WORK TO BE COMPLETED = Print every entry exactly as written.

ENTRIES SHOWN =
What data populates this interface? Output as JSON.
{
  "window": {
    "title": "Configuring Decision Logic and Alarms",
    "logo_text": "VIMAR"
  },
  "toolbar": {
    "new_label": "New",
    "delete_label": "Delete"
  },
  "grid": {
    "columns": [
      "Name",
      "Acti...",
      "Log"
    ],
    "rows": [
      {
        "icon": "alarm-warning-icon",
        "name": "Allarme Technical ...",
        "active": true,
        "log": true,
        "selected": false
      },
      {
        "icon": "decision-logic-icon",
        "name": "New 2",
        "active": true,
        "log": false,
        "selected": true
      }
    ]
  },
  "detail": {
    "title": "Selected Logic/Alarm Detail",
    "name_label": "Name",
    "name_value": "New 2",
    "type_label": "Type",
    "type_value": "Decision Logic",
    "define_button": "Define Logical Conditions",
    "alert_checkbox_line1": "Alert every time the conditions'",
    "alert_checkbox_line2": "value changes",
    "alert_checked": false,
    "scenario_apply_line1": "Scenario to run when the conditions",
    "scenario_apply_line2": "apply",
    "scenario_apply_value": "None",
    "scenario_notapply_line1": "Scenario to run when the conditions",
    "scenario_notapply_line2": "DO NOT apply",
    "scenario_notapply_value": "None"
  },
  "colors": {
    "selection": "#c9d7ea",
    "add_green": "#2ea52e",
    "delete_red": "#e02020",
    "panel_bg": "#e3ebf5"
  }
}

WRITTEN SOLUTION =
What data populates this interface? Output as JSON.
{
  "window": {
    "title": "Configuring Decision Logic and Alarms",
    "logo_text": "VIMAR"
  },
  "toolbar": {
    "new_label": "New",
    "delete_label": "Delete"
  },
  "grid": {
    "columns": [
      "Name",
      "Acti...",
      "Log"
    ],
    "rows": [
      {
        "icon": "alarm-warning-icon",
        "name": "Allarme Technical ...",
        "active": true,
        "log": true,
        "selected": false
      },
      {
        "icon": "decision-logic-icon",
        "name": "New 2",
        "active": true,
        "log": false,
        "selected": true
      }
    ]
  },
  "detail": {
    "title": "Selected Logic/Alarm Detail",
    "name_label": "Name",
    "name_value": "New 2",
    "type_label": "Type",
    "type_value": "Decision Logic",
    "define_button": "Define Logical Conditions",
    "alert_checkbox_line1": "Alert every time the conditions'",
    "alert_checkbox_line2": "value changes",
    "alert_checked": false,
    "scenario_apply_line1": "Scenario to run when the conditions",
    "scenario_apply_line2": "apply",
    "scenario_apply_value": "None",
    "scenario_notapply_line1": "Scenario to run when the conditions",
    "scenario_notapply_line2": "DO NOT apply",
    "scenario_notapply_value": "None"
  },
  "colors": {
    "selection": "#c9d7ea",
    "add_green": "#2ea52e",
    "delete_red": "#e02020",
    "panel_bg": "#e3ebf5"
  }
}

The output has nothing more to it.